The problem: Review the material and extract every line in which the word "band" occurs.

[Dataset listings of figures]
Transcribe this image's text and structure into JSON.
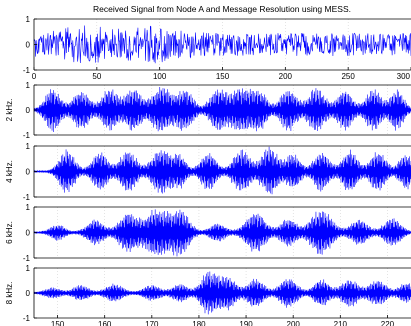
{
  "figure": {
    "title": "Received Signal from Node A and Message Resolution using MESS."
  },
  "colors": {
    "signal": "#0000ff",
    "envelope": "#808080",
    "axes": "#000000",
    "grid": "#c8c8c8",
    "background": "#ffffff"
  },
  "chart_data": [
    {
      "type": "line",
      "panel": "received-signal",
      "ylabel": "",
      "xlim": [
        0,
        300
      ],
      "ylim": [
        -1,
        1
      ],
      "xticks": [
        0,
        50,
        100,
        150,
        200,
        250,
        300
      ],
      "yticks": [
        -1,
        0,
        1
      ],
      "grid": true,
      "series": [
        {
          "color": "#0000ff",
          "style": "dense-noise-waveform",
          "approx_amplitude": 0.45,
          "burst_centers": [
            40,
            95
          ],
          "burst_amplitude": 0.75
        }
      ]
    },
    {
      "type": "line",
      "panel": "band-2khz",
      "ylabel": "2 kHz.",
      "xlim": [
        145,
        225
      ],
      "ylim": [
        -1,
        1
      ],
      "yticks": [
        -1,
        0,
        1
      ],
      "grid": true,
      "series": [
        {
          "color": "#0000ff",
          "style": "amplitude-modulated-bursts",
          "bursts": [
            {
              "center": 149,
              "width": 2.2,
              "amplitude": 0.9
            },
            {
              "center": 155,
              "width": 2.3,
              "amplitude": 0.8
            },
            {
              "center": 161,
              "width": 2.2,
              "amplitude": 0.85
            },
            {
              "center": 166,
              "width": 2.4,
              "amplitude": 0.85
            },
            {
              "center": 172,
              "width": 2.6,
              "amplitude": 0.95
            },
            {
              "center": 177,
              "width": 2.3,
              "amplitude": 0.85
            },
            {
              "center": 184,
              "width": 2.3,
              "amplitude": 0.8
            },
            {
              "center": 189,
              "width": 3.0,
              "amplitude": 0.9
            },
            {
              "center": 193,
              "width": 2.0,
              "amplitude": 0.7
            },
            {
              "center": 199,
              "width": 2.3,
              "amplitude": 0.85
            },
            {
              "center": 205,
              "width": 2.4,
              "amplitude": 0.9
            },
            {
              "center": 211,
              "width": 2.2,
              "amplitude": 0.8
            },
            {
              "center": 217,
              "width": 2.2,
              "amplitude": 0.85
            },
            {
              "center": 222,
              "width": 2.0,
              "amplitude": 0.8
            }
          ]
        }
      ]
    },
    {
      "type": "line",
      "panel": "band-4khz",
      "ylabel": "4 kHz.",
      "xlim": [
        145,
        225
      ],
      "ylim": [
        -1,
        1
      ],
      "yticks": [
        -1,
        0,
        1
      ],
      "grid": true,
      "series": [
        {
          "color": "#0000ff",
          "style": "amplitude-modulated-bursts",
          "bursts": [
            {
              "center": 152,
              "width": 2.2,
              "amplitude": 0.85
            },
            {
              "center": 159,
              "width": 2.2,
              "amplitude": 0.75
            },
            {
              "center": 165,
              "width": 2.4,
              "amplitude": 0.8
            },
            {
              "center": 172,
              "width": 2.6,
              "amplitude": 0.9
            },
            {
              "center": 176,
              "width": 1.8,
              "amplitude": 0.6
            },
            {
              "center": 182,
              "width": 2.2,
              "amplitude": 0.75
            },
            {
              "center": 189,
              "width": 2.4,
              "amplitude": 0.85
            },
            {
              "center": 195,
              "width": 2.4,
              "amplitude": 0.95
            },
            {
              "center": 200,
              "width": 2.0,
              "amplitude": 0.7
            },
            {
              "center": 206,
              "width": 2.2,
              "amplitude": 0.8
            },
            {
              "center": 212,
              "width": 2.2,
              "amplitude": 0.85
            },
            {
              "center": 218,
              "width": 2.2,
              "amplitude": 0.8
            },
            {
              "center": 224,
              "width": 2.0,
              "amplitude": 0.7
            }
          ]
        }
      ]
    },
    {
      "type": "line",
      "panel": "band-6khz",
      "ylabel": "6 kHz.",
      "xlim": [
        145,
        225
      ],
      "ylim": [
        -1,
        1
      ],
      "yticks": [
        -1,
        0,
        1
      ],
      "grid": true,
      "series": [
        {
          "color": "#0000ff",
          "style": "amplitude-modulated-bursts",
          "bursts": [
            {
              "center": 150,
              "width": 2.0,
              "amplitude": 0.3
            },
            {
              "center": 158,
              "width": 2.4,
              "amplitude": 0.5
            },
            {
              "center": 165,
              "width": 2.6,
              "amplitude": 0.8
            },
            {
              "center": 171,
              "width": 3.0,
              "amplitude": 0.95
            },
            {
              "center": 176,
              "width": 2.6,
              "amplitude": 0.85
            },
            {
              "center": 184,
              "width": 2.2,
              "amplitude": 0.35
            },
            {
              "center": 192,
              "width": 2.8,
              "amplitude": 0.8
            },
            {
              "center": 199,
              "width": 2.2,
              "amplitude": 0.55
            },
            {
              "center": 206,
              "width": 3.0,
              "amplitude": 0.9
            },
            {
              "center": 214,
              "width": 2.4,
              "amplitude": 0.5
            },
            {
              "center": 221,
              "width": 2.4,
              "amplitude": 0.55
            }
          ]
        }
      ]
    },
    {
      "type": "line",
      "panel": "band-8khz",
      "ylabel": "8 kHz.",
      "xlim": [
        145,
        225
      ],
      "xticks": [
        150,
        160,
        170,
        180,
        190,
        200,
        210,
        220
      ],
      "ylim": [
        -1,
        1
      ],
      "yticks": [
        -1,
        0,
        1
      ],
      "grid": true,
      "series": [
        {
          "color": "#0000ff",
          "style": "amplitude-modulated-bursts",
          "bursts": [
            {
              "center": 149,
              "width": 2.2,
              "amplitude": 0.2
            },
            {
              "center": 155,
              "width": 2.2,
              "amplitude": 0.3
            },
            {
              "center": 162,
              "width": 2.4,
              "amplitude": 0.35
            },
            {
              "center": 170,
              "width": 2.4,
              "amplitude": 0.3
            },
            {
              "center": 176,
              "width": 2.2,
              "amplitude": 0.35
            },
            {
              "center": 182,
              "width": 2.2,
              "amplitude": 0.85
            },
            {
              "center": 186,
              "width": 2.4,
              "amplitude": 0.65
            },
            {
              "center": 192,
              "width": 2.4,
              "amplitude": 0.55
            },
            {
              "center": 199,
              "width": 2.4,
              "amplitude": 0.6
            },
            {
              "center": 206,
              "width": 2.2,
              "amplitude": 0.55
            },
            {
              "center": 212,
              "width": 2.4,
              "amplitude": 0.55
            },
            {
              "center": 218,
              "width": 2.4,
              "amplitude": 0.5
            },
            {
              "center": 224,
              "width": 2.0,
              "amplitude": 0.4
            }
          ]
        }
      ]
    }
  ]
}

Response to the task:
      "panel": "band-2khz",
      "panel": "band-4khz",
      "panel": "band-6khz",
      "panel": "band-8khz",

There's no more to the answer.